(begin)

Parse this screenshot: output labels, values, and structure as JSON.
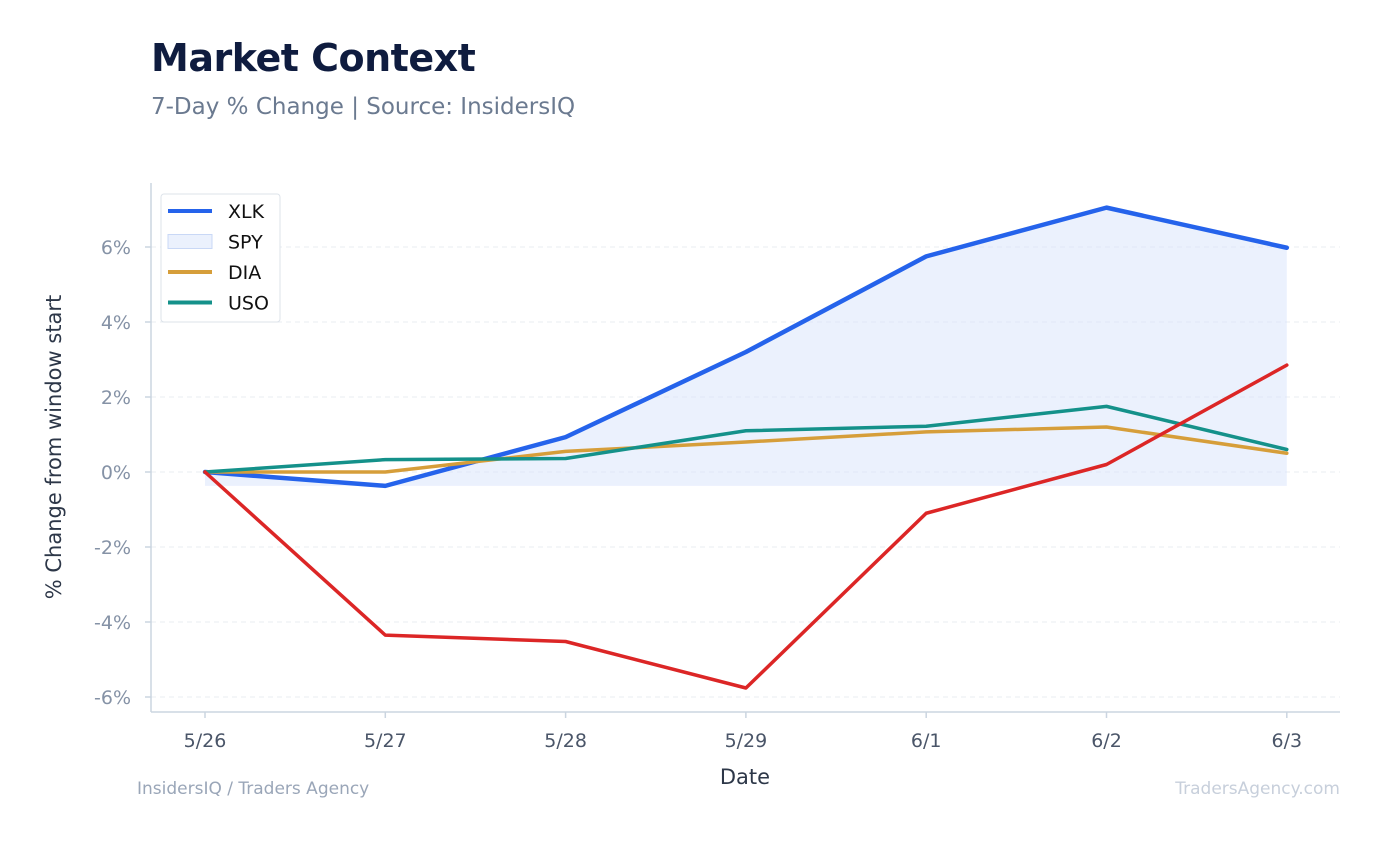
{
  "header": {
    "title": "Market Context",
    "subtitle": "7-Day % Change | Source: InsidersIQ"
  },
  "footer": {
    "left": "InsidersIQ / Traders Agency",
    "right": "TradersAgency.com"
  },
  "chart_data": {
    "type": "line",
    "title": "Market Context",
    "subtitle": "7-Day % Change | Source: InsidersIQ",
    "xlabel": "Date",
    "ylabel": "% Change from window start",
    "categories": [
      "5/26",
      "5/27",
      "5/28",
      "5/29",
      "6/1",
      "6/2",
      "6/3"
    ],
    "yticks": [
      -6,
      -4,
      -2,
      0,
      2,
      4,
      6
    ],
    "ytick_labels": [
      "-6%",
      "-4%",
      "-2%",
      "0%",
      "2%",
      "4%",
      "6%"
    ],
    "ylim": [
      -6.4,
      7.7
    ],
    "grid": true,
    "legend": "top-left",
    "series": [
      {
        "name": "XLK",
        "color": "#2563eb",
        "values": [
          0.0,
          -0.37,
          0.93,
          3.2,
          5.75,
          7.05,
          5.98
        ]
      },
      {
        "name": "SPY",
        "style": "area",
        "color": "#dbe6fb",
        "values": [
          0.0,
          -0.37,
          0.93,
          3.2,
          5.75,
          7.05,
          5.98
        ]
      },
      {
        "name": "DIA",
        "color": "#d69e3a",
        "values": [
          0.0,
          0.0,
          0.55,
          0.8,
          1.07,
          1.2,
          0.5
        ]
      },
      {
        "name": "USO",
        "color": "#14918a",
        "values": [
          0.0,
          0.33,
          0.36,
          1.1,
          1.22,
          1.75,
          0.6
        ]
      },
      {
        "color": "#dc2626",
        "values": [
          0.0,
          -4.35,
          -4.52,
          -5.76,
          -1.1,
          0.2,
          2.85
        ]
      }
    ]
  }
}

(end)

● **EXERCISE BRIEF**
Check each line of the records for the word "left" and extract those that contain it.

● **ANSWER BELOW**
    "left": "InsidersIQ / Traders Agency",
    "legend": "top-left",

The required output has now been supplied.